TO DO: Reproduce every entry in the listing without alteration.

[Figure data in JSON]
-------------------------

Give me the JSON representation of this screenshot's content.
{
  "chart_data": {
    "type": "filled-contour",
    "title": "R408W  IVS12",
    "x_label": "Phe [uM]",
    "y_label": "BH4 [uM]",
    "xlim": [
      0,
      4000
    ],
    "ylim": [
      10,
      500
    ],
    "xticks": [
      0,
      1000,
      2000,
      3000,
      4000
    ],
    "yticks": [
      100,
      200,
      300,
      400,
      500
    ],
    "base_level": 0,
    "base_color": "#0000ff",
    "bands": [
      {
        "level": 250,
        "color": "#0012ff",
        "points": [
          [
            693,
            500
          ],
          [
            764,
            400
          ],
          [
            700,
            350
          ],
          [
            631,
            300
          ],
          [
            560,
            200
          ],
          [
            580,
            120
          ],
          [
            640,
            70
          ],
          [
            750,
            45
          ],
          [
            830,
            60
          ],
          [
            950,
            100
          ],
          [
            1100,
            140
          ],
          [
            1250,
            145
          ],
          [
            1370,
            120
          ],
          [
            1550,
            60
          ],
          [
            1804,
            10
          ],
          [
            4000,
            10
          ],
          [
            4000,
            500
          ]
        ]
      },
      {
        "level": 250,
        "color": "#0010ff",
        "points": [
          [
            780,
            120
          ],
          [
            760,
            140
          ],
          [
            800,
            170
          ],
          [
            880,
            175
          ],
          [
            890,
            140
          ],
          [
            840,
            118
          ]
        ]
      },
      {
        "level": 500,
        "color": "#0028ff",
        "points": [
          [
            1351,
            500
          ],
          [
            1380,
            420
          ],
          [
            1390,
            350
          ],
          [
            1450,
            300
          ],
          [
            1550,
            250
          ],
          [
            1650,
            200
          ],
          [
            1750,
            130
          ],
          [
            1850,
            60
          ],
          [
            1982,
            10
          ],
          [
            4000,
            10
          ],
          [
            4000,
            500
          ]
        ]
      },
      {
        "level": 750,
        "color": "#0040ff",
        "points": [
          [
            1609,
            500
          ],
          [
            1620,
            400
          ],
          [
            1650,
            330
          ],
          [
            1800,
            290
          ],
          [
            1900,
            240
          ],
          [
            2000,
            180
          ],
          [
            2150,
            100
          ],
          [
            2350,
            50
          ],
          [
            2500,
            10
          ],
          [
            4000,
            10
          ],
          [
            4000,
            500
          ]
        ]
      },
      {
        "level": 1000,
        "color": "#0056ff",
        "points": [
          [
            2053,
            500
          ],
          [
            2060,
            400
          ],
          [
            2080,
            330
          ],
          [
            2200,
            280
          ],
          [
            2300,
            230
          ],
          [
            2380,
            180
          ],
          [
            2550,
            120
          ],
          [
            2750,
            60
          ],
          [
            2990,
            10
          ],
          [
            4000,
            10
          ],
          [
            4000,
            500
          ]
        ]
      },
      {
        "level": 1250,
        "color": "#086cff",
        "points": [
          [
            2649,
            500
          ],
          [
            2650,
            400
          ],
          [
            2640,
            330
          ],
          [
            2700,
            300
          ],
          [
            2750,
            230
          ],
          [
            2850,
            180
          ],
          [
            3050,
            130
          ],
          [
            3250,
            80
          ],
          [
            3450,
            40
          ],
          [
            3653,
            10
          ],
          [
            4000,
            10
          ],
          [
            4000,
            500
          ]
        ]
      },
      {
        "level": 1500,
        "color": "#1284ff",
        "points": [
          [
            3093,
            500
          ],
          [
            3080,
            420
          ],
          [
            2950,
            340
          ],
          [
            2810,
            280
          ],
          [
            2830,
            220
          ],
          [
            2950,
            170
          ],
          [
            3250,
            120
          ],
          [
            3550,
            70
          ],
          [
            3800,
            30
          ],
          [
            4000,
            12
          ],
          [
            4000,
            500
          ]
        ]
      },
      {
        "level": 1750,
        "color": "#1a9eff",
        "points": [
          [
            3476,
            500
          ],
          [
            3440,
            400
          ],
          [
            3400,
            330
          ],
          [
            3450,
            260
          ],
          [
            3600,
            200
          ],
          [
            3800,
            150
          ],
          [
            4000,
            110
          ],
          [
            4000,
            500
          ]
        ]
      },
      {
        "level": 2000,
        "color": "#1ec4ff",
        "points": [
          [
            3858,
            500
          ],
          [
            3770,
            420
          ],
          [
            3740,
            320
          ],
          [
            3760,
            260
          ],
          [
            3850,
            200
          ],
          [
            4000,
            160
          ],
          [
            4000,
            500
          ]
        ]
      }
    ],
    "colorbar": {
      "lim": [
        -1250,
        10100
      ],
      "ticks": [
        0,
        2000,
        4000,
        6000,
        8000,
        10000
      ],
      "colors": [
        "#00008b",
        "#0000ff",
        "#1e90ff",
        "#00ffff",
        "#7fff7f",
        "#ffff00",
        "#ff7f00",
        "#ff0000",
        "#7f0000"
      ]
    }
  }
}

-------------------------

RESPONSE FOR THIS EXERCISE:
Give me the JSON representation of this screenshot's content.
{
  "chart_data": {
    "type": "filled-contour",
    "title": "R408W  IVS12",
    "x_label": "Phe [uM]",
    "y_label": "BH4 [uM]",
    "xlim": [
      0,
      4000
    ],
    "ylim": [
      10,
      500
    ],
    "xticks": [
      0,
      1000,
      2000,
      3000,
      4000
    ],
    "yticks": [
      100,
      200,
      300,
      400,
      500
    ],
    "base_level": 0,
    "base_color": "#0000ff",
    "bands": [
      {
        "level": 250,
        "color": "#0012ff",
        "points": [
          [
            693,
            500
          ],
          [
            764,
            400
          ],
          [
            700,
            350
          ],
          [
            631,
            300
          ],
          [
            560,
            200
          ],
          [
            580,
            120
          ],
          [
            640,
            70
          ],
          [
            750,
            45
          ],
          [
            830,
            60
          ],
          [
            950,
            100
          ],
          [
            1100,
            140
          ],
          [
            1250,
            145
          ],
          [
            1370,
            120
          ],
          [
            1550,
            60
          ],
          [
            1804,
            10
          ],
          [
            4000,
            10
          ],
          [
            4000,
            500
          ]
        ]
      },
      {
        "level": 250,
        "color": "#0010ff",
        "points": [
          [
            780,
            120
          ],
          [
            760,
            140
          ],
          [
            800,
            170
          ],
          [
            880,
            175
          ],
          [
            890,
            140
          ],
          [
            840,
            118
          ]
        ]
      },
      {
        "level": 500,
        "color": "#0028ff",
        "points": [
          [
            1351,
            500
          ],
          [
            1380,
            420
          ],
          [
            1390,
            350
          ],
          [
            1450,
            300
          ],
          [
            1550,
            250
          ],
          [
            1650,
            200
          ],
          [
            1750,
            130
          ],
          [
            1850,
            60
          ],
          [
            1982,
            10
          ],
          [
            4000,
            10
          ],
          [
            4000,
            500
          ]
        ]
      },
      {
        "level": 750,
        "color": "#0040ff",
        "points": [
          [
            1609,
            500
          ],
          [
            1620,
            400
          ],
          [
            1650,
            330
          ],
          [
            1800,
            290
          ],
          [
            1900,
            240
          ],
          [
            2000,
            180
          ],
          [
            2150,
            100
          ],
          [
            2350,
            50
          ],
          [
            2500,
            10
          ],
          [
            4000,
            10
          ],
          [
            4000,
            500
          ]
        ]
      },
      {
        "level": 1000,
        "color": "#0056ff",
        "points": [
          [
            2053,
            500
          ],
          [
            2060,
            400
          ],
          [
            2080,
            330
          ],
          [
            2200,
            280
          ],
          [
            2300,
            230
          ],
          [
            2380,
            180
          ],
          [
            2550,
            120
          ],
          [
            2750,
            60
          ],
          [
            2990,
            10
          ],
          [
            4000,
            10
          ],
          [
            4000,
            500
          ]
        ]
      },
      {
        "level": 1250,
        "color": "#086cff",
        "points": [
          [
            2649,
            500
          ],
          [
            2650,
            400
          ],
          [
            2640,
            330
          ],
          [
            2700,
            300
          ],
          [
            2750,
            230
          ],
          [
            2850,
            180
          ],
          [
            3050,
            130
          ],
          [
            3250,
            80
          ],
          [
            3450,
            40
          ],
          [
            3653,
            10
          ],
          [
            4000,
            10
          ],
          [
            4000,
            500
          ]
        ]
      },
      {
        "level": 1500,
        "color": "#1284ff",
        "points": [
          [
            3093,
            500
          ],
          [
            3080,
            420
          ],
          [
            2950,
            340
          ],
          [
            2810,
            280
          ],
          [
            2830,
            220
          ],
          [
            2950,
            170
          ],
          [
            3250,
            120
          ],
          [
            3550,
            70
          ],
          [
            3800,
            30
          ],
          [
            4000,
            12
          ],
          [
            4000,
            500
          ]
        ]
      },
      {
        "level": 1750,
        "color": "#1a9eff",
        "points": [
          [
            3476,
            500
          ],
          [
            3440,
            400
          ],
          [
            3400,
            330
          ],
          [
            3450,
            260
          ],
          [
            3600,
            200
          ],
          [
            3800,
            150
          ],
          [
            4000,
            110
          ],
          [
            4000,
            500
          ]
        ]
      },
      {
        "level": 2000,
        "color": "#1ec4ff",
        "points": [
          [
            3858,
            500
          ],
          [
            3770,
            420
          ],
          [
            3740,
            320
          ],
          [
            3760,
            260
          ],
          [
            3850,
            200
          ],
          [
            4000,
            160
          ],
          [
            4000,
            500
          ]
        ]
      }
    ],
    "colorbar": {
      "lim": [
        -1250,
        10100
      ],
      "ticks": [
        0,
        2000,
        4000,
        6000,
        8000,
        10000
      ],
      "colors": [
        "#00008b",
        "#0000ff",
        "#1e90ff",
        "#00ffff",
        "#7fff7f",
        "#ffff00",
        "#ff7f00",
        "#ff0000",
        "#7f0000"
      ]
    }
  }
}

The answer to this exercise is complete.